(PROBLEM TO WORK ON) Extract the lines that carry the string "content" from the listing.
◇ ◇ ◇ ◇ ◇
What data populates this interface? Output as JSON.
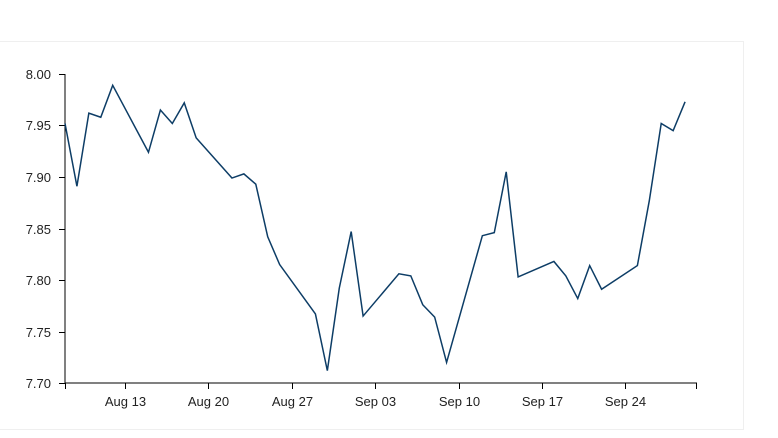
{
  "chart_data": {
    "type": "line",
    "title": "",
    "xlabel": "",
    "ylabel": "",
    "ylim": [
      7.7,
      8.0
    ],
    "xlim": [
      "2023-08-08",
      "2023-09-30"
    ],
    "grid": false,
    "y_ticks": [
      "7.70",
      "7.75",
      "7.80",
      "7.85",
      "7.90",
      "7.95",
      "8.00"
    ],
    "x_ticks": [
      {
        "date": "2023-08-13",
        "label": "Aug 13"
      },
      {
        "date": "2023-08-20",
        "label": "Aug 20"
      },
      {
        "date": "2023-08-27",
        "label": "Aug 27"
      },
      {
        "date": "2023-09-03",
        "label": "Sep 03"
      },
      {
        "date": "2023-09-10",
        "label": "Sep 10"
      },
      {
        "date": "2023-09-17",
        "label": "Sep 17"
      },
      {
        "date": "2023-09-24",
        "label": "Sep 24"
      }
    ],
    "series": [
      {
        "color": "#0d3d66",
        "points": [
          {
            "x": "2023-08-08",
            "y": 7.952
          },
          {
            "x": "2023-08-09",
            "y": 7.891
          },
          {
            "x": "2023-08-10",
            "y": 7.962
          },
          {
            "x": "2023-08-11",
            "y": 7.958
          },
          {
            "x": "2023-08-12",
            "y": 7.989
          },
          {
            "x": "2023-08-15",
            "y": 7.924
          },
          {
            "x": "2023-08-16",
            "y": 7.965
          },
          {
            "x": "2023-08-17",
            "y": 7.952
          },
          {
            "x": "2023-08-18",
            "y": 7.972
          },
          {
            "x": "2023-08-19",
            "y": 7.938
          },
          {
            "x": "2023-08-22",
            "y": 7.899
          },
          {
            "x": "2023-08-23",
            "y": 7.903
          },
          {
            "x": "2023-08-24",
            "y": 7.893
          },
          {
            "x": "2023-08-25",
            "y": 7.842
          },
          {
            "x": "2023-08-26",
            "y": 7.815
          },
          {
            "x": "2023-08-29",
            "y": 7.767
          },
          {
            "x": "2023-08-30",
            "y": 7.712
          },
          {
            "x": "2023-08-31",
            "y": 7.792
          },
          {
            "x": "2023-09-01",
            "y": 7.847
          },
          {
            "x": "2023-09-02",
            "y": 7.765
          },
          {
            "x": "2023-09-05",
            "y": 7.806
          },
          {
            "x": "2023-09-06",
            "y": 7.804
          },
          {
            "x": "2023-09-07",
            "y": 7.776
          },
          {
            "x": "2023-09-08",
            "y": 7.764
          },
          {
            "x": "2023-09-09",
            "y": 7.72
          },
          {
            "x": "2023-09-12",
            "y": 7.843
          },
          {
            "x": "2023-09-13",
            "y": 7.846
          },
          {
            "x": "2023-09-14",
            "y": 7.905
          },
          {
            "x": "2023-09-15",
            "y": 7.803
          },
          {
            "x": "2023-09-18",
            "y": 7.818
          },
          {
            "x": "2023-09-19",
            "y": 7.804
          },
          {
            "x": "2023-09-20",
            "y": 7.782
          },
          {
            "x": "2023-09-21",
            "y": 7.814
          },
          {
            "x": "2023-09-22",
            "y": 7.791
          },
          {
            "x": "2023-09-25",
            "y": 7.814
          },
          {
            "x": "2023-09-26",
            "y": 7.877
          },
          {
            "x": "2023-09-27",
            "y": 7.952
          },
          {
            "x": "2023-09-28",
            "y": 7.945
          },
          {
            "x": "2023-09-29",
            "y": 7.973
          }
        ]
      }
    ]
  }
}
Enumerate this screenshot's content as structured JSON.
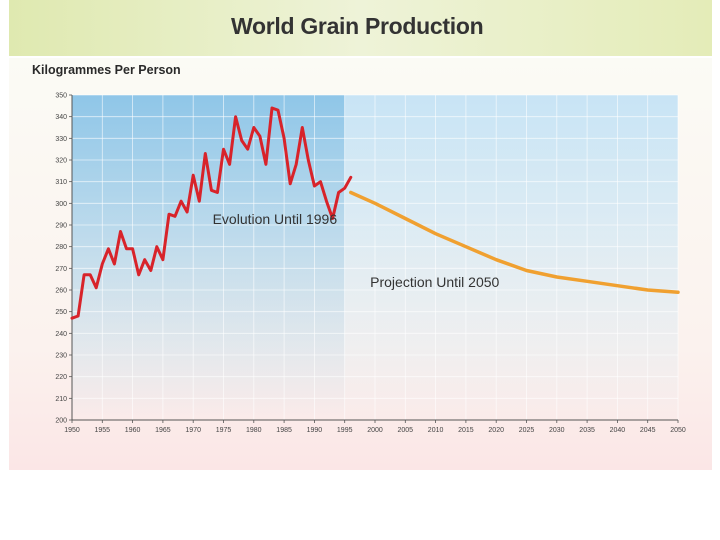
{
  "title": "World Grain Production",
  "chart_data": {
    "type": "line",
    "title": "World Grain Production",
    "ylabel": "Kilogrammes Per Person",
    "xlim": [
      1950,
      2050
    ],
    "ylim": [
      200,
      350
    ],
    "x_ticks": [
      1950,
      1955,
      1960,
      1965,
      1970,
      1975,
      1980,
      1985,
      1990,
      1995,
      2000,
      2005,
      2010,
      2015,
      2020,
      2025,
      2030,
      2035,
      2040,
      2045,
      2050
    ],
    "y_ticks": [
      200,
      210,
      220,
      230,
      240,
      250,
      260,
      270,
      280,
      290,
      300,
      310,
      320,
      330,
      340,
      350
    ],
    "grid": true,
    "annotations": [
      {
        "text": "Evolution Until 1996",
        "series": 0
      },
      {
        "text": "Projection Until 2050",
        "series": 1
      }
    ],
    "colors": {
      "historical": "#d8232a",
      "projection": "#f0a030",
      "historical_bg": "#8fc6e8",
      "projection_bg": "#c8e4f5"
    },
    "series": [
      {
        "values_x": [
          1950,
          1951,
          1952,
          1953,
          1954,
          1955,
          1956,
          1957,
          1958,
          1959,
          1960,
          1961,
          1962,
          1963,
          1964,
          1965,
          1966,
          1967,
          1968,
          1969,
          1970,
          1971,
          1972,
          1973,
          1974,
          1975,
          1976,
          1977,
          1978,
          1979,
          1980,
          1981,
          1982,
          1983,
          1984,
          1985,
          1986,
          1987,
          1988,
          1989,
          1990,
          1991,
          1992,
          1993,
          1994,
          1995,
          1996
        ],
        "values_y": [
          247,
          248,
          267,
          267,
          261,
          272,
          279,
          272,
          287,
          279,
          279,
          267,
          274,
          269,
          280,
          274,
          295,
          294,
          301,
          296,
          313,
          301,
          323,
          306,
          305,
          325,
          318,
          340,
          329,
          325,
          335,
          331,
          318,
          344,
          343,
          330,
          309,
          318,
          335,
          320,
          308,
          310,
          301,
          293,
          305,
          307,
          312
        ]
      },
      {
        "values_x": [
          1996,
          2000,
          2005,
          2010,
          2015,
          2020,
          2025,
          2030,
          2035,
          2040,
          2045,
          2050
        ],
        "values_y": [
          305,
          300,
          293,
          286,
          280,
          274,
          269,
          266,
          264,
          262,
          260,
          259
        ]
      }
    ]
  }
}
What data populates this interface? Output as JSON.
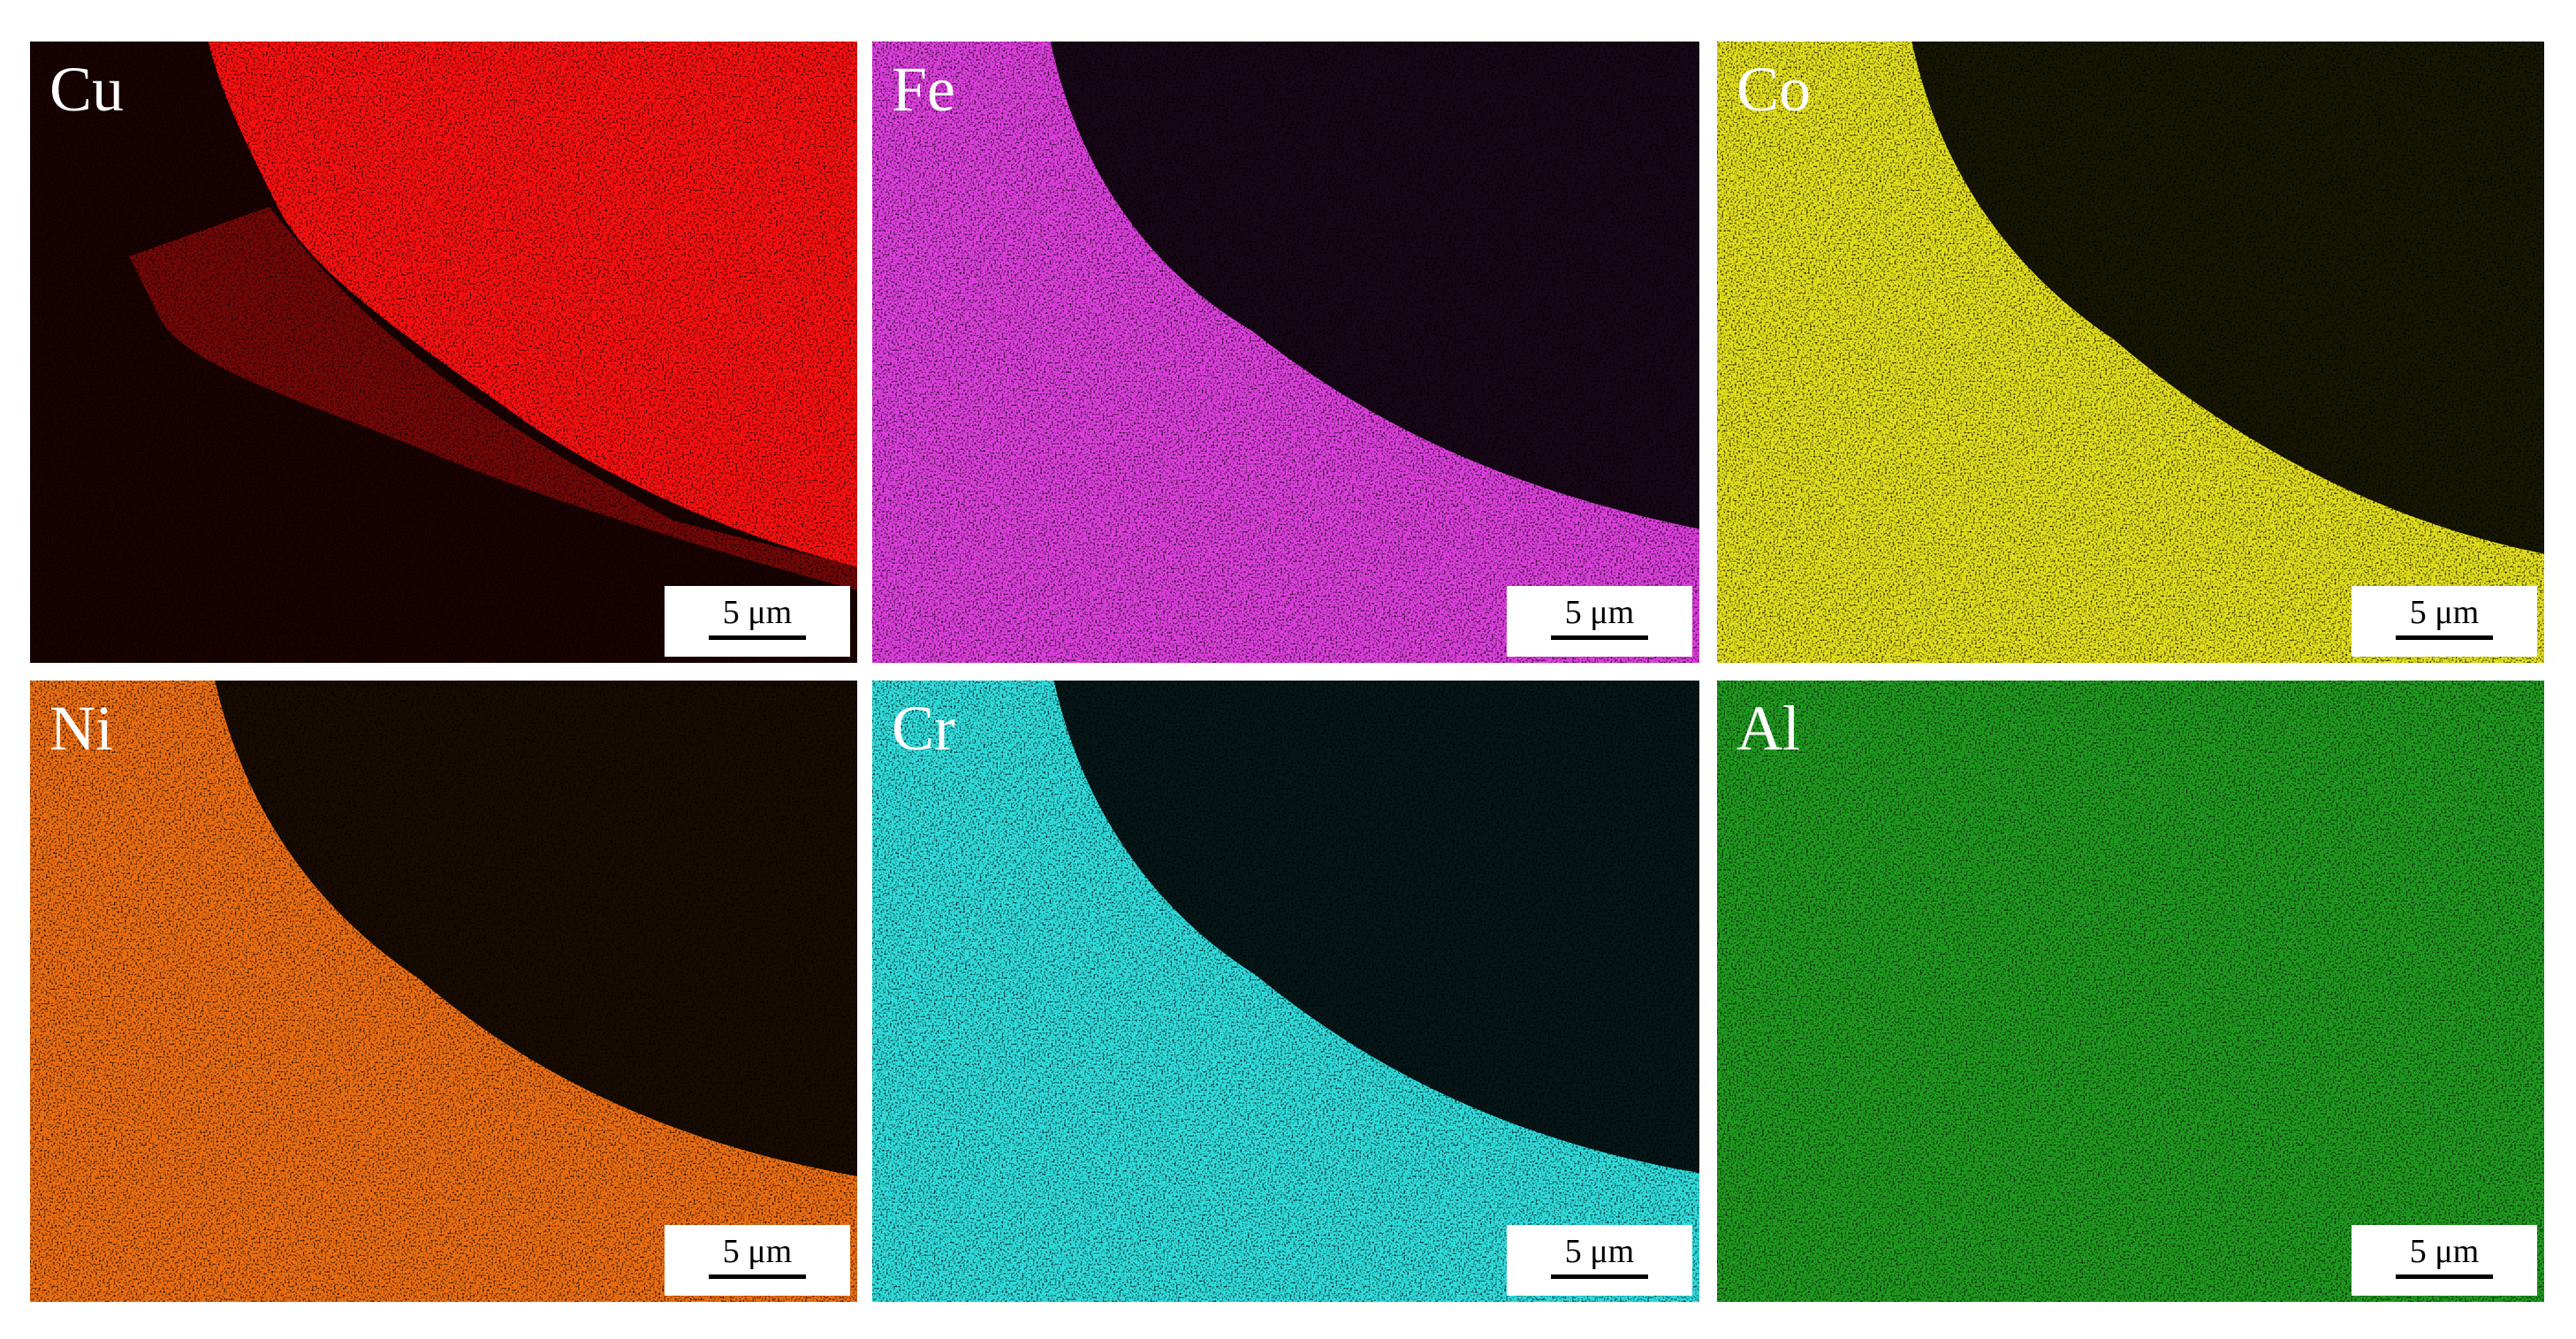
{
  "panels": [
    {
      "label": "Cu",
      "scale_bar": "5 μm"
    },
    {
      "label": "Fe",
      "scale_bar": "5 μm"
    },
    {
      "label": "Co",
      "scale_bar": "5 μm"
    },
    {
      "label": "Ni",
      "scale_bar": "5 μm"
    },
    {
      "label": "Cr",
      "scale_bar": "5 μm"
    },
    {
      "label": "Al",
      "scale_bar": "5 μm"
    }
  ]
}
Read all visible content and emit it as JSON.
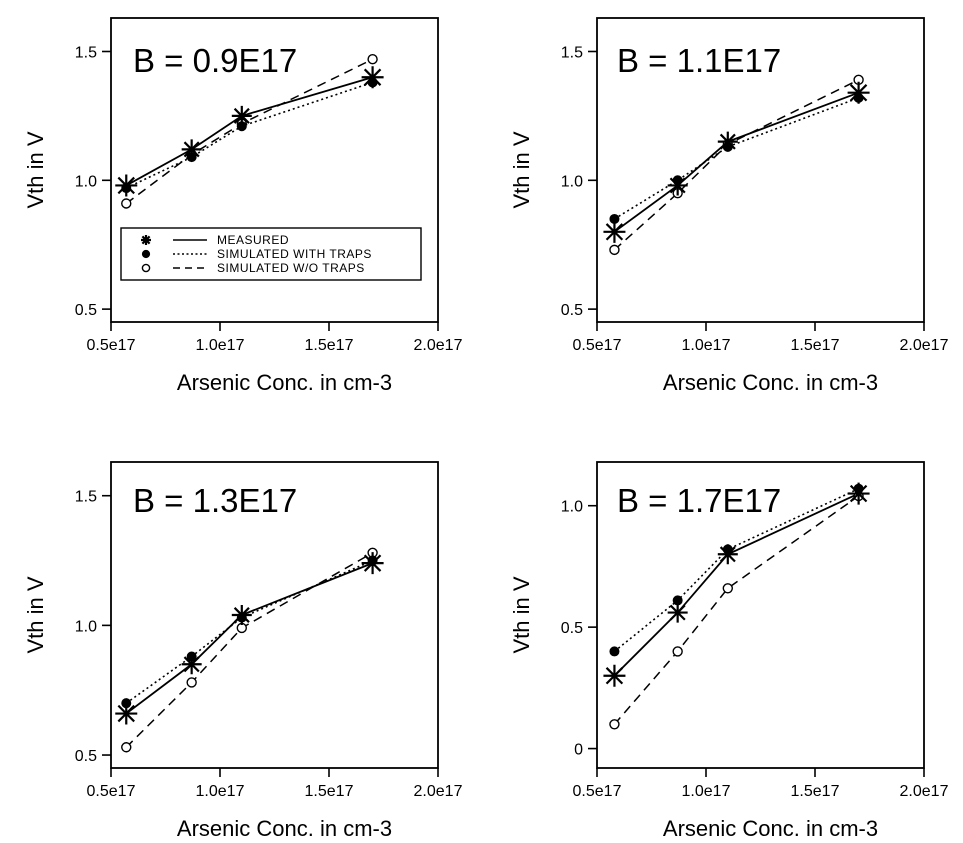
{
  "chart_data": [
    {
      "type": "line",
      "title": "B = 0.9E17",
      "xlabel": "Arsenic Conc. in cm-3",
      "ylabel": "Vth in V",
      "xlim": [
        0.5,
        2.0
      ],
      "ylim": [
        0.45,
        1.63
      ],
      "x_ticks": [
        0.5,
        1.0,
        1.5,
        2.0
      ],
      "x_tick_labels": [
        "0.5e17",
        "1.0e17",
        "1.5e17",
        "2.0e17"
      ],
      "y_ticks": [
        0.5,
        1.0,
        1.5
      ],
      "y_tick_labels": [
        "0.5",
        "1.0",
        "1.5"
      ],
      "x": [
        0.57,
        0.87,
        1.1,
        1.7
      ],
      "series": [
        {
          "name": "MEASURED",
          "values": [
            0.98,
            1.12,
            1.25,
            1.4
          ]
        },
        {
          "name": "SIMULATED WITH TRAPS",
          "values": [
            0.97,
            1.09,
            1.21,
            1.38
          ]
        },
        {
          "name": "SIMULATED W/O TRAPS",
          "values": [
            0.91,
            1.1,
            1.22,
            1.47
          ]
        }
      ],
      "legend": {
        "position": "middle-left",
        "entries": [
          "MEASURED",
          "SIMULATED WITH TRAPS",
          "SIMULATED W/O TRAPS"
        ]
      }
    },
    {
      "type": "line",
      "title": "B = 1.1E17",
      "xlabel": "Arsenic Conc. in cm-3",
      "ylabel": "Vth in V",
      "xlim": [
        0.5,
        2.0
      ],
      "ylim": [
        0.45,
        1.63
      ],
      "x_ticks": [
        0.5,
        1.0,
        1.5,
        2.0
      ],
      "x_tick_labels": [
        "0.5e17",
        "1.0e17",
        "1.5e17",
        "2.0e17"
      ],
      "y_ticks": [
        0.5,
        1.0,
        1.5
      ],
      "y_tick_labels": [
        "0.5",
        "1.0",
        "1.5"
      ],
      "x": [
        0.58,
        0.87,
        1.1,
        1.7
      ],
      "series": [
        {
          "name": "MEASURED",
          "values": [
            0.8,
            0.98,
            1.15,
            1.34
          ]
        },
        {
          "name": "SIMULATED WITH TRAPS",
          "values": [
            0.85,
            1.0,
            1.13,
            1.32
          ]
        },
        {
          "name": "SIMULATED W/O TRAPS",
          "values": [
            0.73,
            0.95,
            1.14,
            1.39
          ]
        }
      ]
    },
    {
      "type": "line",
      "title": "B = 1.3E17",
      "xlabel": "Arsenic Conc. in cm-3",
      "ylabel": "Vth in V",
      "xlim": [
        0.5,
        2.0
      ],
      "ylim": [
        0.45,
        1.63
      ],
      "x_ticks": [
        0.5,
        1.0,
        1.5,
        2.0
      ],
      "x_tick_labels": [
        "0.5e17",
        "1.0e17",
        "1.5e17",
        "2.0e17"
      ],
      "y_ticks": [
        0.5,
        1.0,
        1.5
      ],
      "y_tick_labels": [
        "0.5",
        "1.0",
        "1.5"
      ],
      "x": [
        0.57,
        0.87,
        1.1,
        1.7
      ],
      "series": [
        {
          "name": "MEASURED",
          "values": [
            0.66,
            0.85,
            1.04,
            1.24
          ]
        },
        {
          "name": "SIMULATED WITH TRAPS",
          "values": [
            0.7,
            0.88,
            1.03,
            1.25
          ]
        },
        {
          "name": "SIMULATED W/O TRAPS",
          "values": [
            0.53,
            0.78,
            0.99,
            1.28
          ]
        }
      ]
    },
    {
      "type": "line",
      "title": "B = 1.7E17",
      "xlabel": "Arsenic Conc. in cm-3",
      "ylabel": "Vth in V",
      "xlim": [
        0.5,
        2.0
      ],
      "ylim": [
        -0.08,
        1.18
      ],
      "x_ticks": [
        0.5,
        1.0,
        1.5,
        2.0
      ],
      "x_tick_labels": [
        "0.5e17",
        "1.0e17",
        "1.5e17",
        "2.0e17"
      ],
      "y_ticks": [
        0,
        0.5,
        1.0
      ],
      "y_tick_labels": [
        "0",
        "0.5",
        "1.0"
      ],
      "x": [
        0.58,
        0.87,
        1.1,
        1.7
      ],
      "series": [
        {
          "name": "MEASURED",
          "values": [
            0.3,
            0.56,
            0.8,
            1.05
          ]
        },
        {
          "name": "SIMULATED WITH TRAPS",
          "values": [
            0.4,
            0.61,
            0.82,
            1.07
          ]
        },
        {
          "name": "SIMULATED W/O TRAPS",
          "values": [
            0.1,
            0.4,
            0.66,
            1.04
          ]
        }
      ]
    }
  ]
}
◇ ◇ ◇ ◇ ◇
(TASK SOLUTION)
Enumerate this screenshot's content as structured JSON.
Read all visible content and emit it as JSON.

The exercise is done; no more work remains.